**Given exercise:** Copy out the listing exactly.

■ ■ ■ ■ ■ ■ ■

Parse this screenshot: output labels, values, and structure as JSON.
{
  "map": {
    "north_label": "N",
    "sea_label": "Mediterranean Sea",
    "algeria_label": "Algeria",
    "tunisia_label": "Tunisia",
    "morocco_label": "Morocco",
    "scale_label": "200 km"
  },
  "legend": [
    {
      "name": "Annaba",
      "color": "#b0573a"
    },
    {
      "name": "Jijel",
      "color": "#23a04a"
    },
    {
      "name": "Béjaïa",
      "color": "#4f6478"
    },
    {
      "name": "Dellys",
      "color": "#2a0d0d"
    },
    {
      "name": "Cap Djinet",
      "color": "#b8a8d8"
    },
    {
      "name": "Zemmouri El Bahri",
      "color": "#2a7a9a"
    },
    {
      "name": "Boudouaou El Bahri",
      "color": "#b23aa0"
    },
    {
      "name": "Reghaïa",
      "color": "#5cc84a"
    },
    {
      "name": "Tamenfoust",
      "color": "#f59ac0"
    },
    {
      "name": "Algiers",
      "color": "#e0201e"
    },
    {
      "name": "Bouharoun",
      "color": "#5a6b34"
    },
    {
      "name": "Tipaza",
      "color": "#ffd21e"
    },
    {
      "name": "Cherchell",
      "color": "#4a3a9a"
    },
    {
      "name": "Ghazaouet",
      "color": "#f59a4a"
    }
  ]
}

■ ■ ■ ■ ■ ■ ■

**Complete answer:**
Parse this screenshot: output labels, values, and structure as JSON.
{
  "map": {
    "north_label": "N",
    "sea_label": "Mediterranean Sea",
    "algeria_label": "Algeria",
    "tunisia_label": "Tunisia",
    "morocco_label": "Morocco",
    "scale_label": "200 km"
  },
  "legend": [
    {
      "name": "Annaba",
      "color": "#b0573a"
    },
    {
      "name": "Jijel",
      "color": "#23a04a"
    },
    {
      "name": "Béjaïa",
      "color": "#4f6478"
    },
    {
      "name": "Dellys",
      "color": "#2a0d0d"
    },
    {
      "name": "Cap Djinet",
      "color": "#b8a8d8"
    },
    {
      "name": "Zemmouri El Bahri",
      "color": "#2a7a9a"
    },
    {
      "name": "Boudouaou El Bahri",
      "color": "#b23aa0"
    },
    {
      "name": "Reghaïa",
      "color": "#5cc84a"
    },
    {
      "name": "Tamenfoust",
      "color": "#f59ac0"
    },
    {
      "name": "Algiers",
      "color": "#e0201e"
    },
    {
      "name": "Bouharoun",
      "color": "#5a6b34"
    },
    {
      "name": "Tipaza",
      "color": "#ffd21e"
    },
    {
      "name": "Cherchell",
      "color": "#4a3a9a"
    },
    {
      "name": "Ghazaouet",
      "color": "#f59a4a"
    }
  ]
}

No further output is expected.